Repeat every line exactly, keeping the pictures out of the copy.

Collected data:
——
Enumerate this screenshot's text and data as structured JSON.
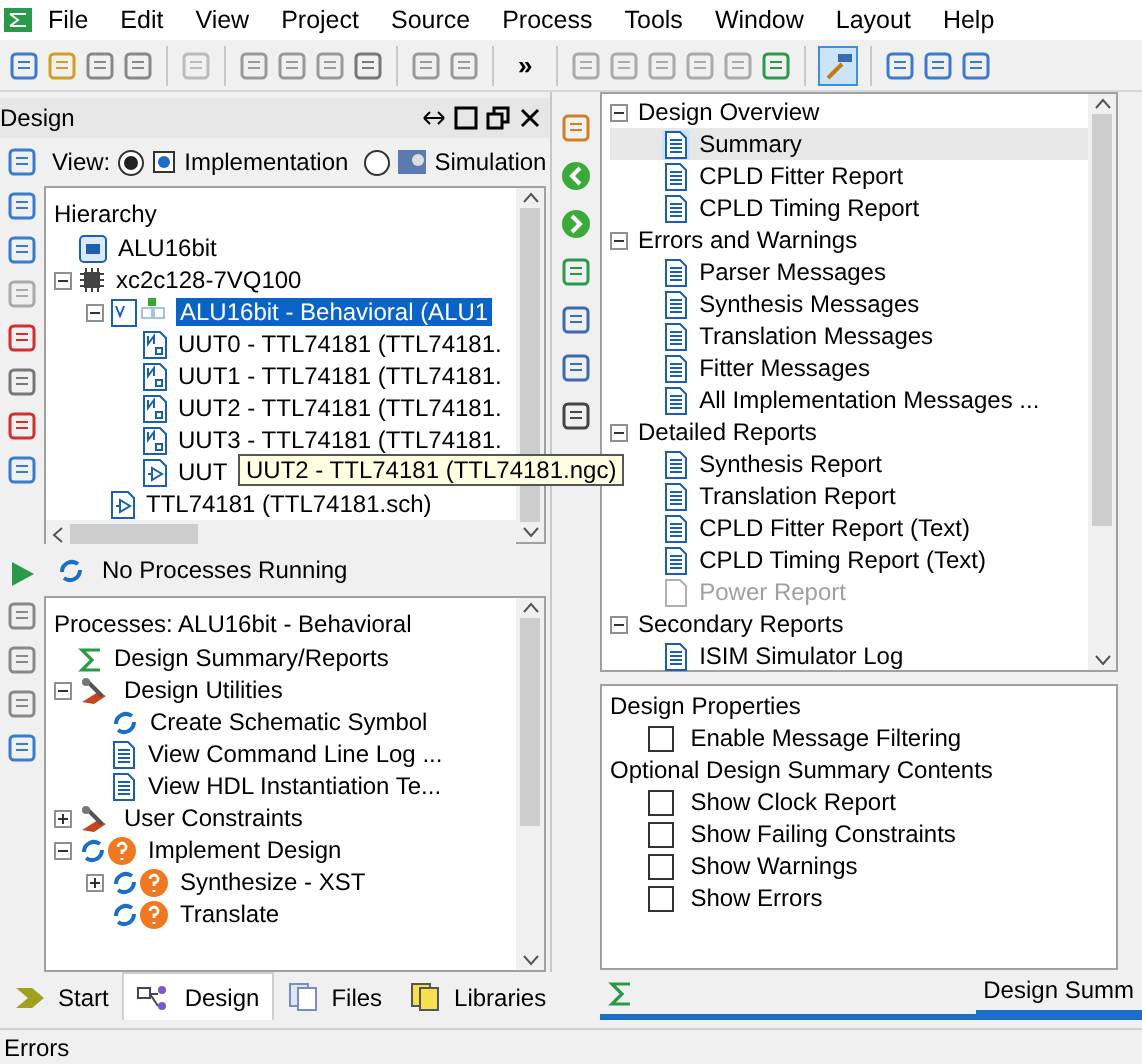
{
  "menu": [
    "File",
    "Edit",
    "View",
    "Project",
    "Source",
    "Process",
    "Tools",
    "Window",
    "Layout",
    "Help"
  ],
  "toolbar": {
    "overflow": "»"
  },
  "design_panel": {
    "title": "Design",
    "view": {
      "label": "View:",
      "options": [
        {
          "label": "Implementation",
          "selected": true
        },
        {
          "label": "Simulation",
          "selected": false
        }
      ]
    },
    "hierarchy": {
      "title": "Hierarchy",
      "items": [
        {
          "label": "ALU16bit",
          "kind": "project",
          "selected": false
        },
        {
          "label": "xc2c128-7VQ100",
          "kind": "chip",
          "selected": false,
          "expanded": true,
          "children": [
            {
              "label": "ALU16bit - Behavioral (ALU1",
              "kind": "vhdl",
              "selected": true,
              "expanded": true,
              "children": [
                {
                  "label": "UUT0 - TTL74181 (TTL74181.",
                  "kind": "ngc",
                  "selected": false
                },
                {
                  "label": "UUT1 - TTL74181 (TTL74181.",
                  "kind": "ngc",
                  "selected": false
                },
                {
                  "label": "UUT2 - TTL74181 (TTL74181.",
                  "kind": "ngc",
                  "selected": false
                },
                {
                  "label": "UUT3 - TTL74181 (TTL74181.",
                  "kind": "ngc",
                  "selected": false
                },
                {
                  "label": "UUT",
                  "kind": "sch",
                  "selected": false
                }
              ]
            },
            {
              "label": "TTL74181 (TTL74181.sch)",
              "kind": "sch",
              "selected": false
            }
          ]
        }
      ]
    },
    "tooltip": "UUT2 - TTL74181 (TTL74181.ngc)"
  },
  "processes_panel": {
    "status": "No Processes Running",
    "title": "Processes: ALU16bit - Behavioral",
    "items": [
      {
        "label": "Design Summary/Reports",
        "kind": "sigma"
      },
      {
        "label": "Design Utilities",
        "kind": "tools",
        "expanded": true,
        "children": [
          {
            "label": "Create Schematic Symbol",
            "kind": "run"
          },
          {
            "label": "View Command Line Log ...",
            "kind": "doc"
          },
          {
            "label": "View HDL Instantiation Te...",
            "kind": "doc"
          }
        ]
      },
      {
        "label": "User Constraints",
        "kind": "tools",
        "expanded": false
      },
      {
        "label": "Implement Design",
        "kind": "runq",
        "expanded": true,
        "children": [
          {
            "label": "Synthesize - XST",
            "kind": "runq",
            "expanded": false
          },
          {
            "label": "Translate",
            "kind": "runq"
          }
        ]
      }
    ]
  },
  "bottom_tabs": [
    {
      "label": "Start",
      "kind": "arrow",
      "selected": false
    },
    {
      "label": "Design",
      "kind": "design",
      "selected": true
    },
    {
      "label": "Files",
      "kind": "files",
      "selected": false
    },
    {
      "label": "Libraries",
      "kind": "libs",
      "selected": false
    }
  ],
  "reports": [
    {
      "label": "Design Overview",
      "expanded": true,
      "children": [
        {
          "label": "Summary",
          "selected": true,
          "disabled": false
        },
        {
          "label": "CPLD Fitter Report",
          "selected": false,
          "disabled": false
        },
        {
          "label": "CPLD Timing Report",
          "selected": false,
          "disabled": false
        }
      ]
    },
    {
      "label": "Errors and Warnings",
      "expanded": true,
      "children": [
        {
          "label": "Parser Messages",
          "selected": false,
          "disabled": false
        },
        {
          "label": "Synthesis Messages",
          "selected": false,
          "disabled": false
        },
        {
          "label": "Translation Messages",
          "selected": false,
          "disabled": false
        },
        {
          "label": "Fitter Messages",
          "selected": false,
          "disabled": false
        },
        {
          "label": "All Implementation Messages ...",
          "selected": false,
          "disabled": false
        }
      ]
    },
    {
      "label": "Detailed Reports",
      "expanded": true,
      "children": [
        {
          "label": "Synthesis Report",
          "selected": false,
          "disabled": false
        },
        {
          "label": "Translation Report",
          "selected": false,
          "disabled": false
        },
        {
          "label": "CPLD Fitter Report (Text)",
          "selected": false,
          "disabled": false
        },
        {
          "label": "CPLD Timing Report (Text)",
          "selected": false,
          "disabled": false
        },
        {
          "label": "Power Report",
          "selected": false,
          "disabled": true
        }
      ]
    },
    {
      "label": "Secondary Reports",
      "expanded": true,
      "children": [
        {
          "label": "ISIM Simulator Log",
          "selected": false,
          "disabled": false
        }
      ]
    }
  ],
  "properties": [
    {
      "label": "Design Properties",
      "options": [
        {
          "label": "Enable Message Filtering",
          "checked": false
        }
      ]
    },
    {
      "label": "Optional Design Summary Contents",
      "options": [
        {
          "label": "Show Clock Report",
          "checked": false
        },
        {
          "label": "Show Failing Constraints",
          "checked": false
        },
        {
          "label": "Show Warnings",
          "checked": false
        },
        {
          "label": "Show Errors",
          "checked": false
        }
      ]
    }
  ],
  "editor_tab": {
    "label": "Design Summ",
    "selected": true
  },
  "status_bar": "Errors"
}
——
WRITTEN ANSWER:
Enumerate this screenshot's text and data as structured JSON.
{
  "menu": [
    "File",
    "Edit",
    "View",
    "Project",
    "Source",
    "Process",
    "Tools",
    "Window",
    "Layout",
    "Help"
  ],
  "toolbar": {
    "overflow": "»"
  },
  "design_panel": {
    "title": "Design",
    "view": {
      "label": "View:",
      "options": [
        {
          "label": "Implementation",
          "selected": true
        },
        {
          "label": "Simulation",
          "selected": false
        }
      ]
    },
    "hierarchy": {
      "title": "Hierarchy",
      "items": [
        {
          "label": "ALU16bit",
          "kind": "project",
          "selected": false
        },
        {
          "label": "xc2c128-7VQ100",
          "kind": "chip",
          "selected": false,
          "expanded": true,
          "children": [
            {
              "label": "ALU16bit - Behavioral (ALU1",
              "kind": "vhdl",
              "selected": true,
              "expanded": true,
              "children": [
                {
                  "label": "UUT0 - TTL74181 (TTL74181.",
                  "kind": "ngc",
                  "selected": false
                },
                {
                  "label": "UUT1 - TTL74181 (TTL74181.",
                  "kind": "ngc",
                  "selected": false
                },
                {
                  "label": "UUT2 - TTL74181 (TTL74181.",
                  "kind": "ngc",
                  "selected": false
                },
                {
                  "label": "UUT3 - TTL74181 (TTL74181.",
                  "kind": "ngc",
                  "selected": false
                },
                {
                  "label": "UUT",
                  "kind": "sch",
                  "selected": false
                }
              ]
            },
            {
              "label": "TTL74181 (TTL74181.sch)",
              "kind": "sch",
              "selected": false
            }
          ]
        }
      ]
    },
    "tooltip": "UUT2 - TTL74181 (TTL74181.ngc)"
  },
  "processes_panel": {
    "status": "No Processes Running",
    "title": "Processes: ALU16bit - Behavioral",
    "items": [
      {
        "label": "Design Summary/Reports",
        "kind": "sigma"
      },
      {
        "label": "Design Utilities",
        "kind": "tools",
        "expanded": true,
        "children": [
          {
            "label": "Create Schematic Symbol",
            "kind": "run"
          },
          {
            "label": "View Command Line Log ...",
            "kind": "doc"
          },
          {
            "label": "View HDL Instantiation Te...",
            "kind": "doc"
          }
        ]
      },
      {
        "label": "User Constraints",
        "kind": "tools",
        "expanded": false
      },
      {
        "label": "Implement Design",
        "kind": "runq",
        "expanded": true,
        "children": [
          {
            "label": "Synthesize - XST",
            "kind": "runq",
            "expanded": false
          },
          {
            "label": "Translate",
            "kind": "runq"
          }
        ]
      }
    ]
  },
  "bottom_tabs": [
    {
      "label": "Start",
      "kind": "arrow",
      "selected": false
    },
    {
      "label": "Design",
      "kind": "design",
      "selected": true
    },
    {
      "label": "Files",
      "kind": "files",
      "selected": false
    },
    {
      "label": "Libraries",
      "kind": "libs",
      "selected": false
    }
  ],
  "reports": [
    {
      "label": "Design Overview",
      "expanded": true,
      "children": [
        {
          "label": "Summary",
          "selected": true,
          "disabled": false
        },
        {
          "label": "CPLD Fitter Report",
          "selected": false,
          "disabled": false
        },
        {
          "label": "CPLD Timing Report",
          "selected": false,
          "disabled": false
        }
      ]
    },
    {
      "label": "Errors and Warnings",
      "expanded": true,
      "children": [
        {
          "label": "Parser Messages",
          "selected": false,
          "disabled": false
        },
        {
          "label": "Synthesis Messages",
          "selected": false,
          "disabled": false
        },
        {
          "label": "Translation Messages",
          "selected": false,
          "disabled": false
        },
        {
          "label": "Fitter Messages",
          "selected": false,
          "disabled": false
        },
        {
          "label": "All Implementation Messages ...",
          "selected": false,
          "disabled": false
        }
      ]
    },
    {
      "label": "Detailed Reports",
      "expanded": true,
      "children": [
        {
          "label": "Synthesis Report",
          "selected": false,
          "disabled": false
        },
        {
          "label": "Translation Report",
          "selected": false,
          "disabled": false
        },
        {
          "label": "CPLD Fitter Report (Text)",
          "selected": false,
          "disabled": false
        },
        {
          "label": "CPLD Timing Report (Text)",
          "selected": false,
          "disabled": false
        },
        {
          "label": "Power Report",
          "selected": false,
          "disabled": true
        }
      ]
    },
    {
      "label": "Secondary Reports",
      "expanded": true,
      "children": [
        {
          "label": "ISIM Simulator Log",
          "selected": false,
          "disabled": false
        }
      ]
    }
  ],
  "properties": [
    {
      "label": "Design Properties",
      "options": [
        {
          "label": "Enable Message Filtering",
          "checked": false
        }
      ]
    },
    {
      "label": "Optional Design Summary Contents",
      "options": [
        {
          "label": "Show Clock Report",
          "checked": false
        },
        {
          "label": "Show Failing Constraints",
          "checked": false
        },
        {
          "label": "Show Warnings",
          "checked": false
        },
        {
          "label": "Show Errors",
          "checked": false
        }
      ]
    }
  ],
  "editor_tab": {
    "label": "Design Summ",
    "selected": true
  },
  "status_bar": "Errors"
}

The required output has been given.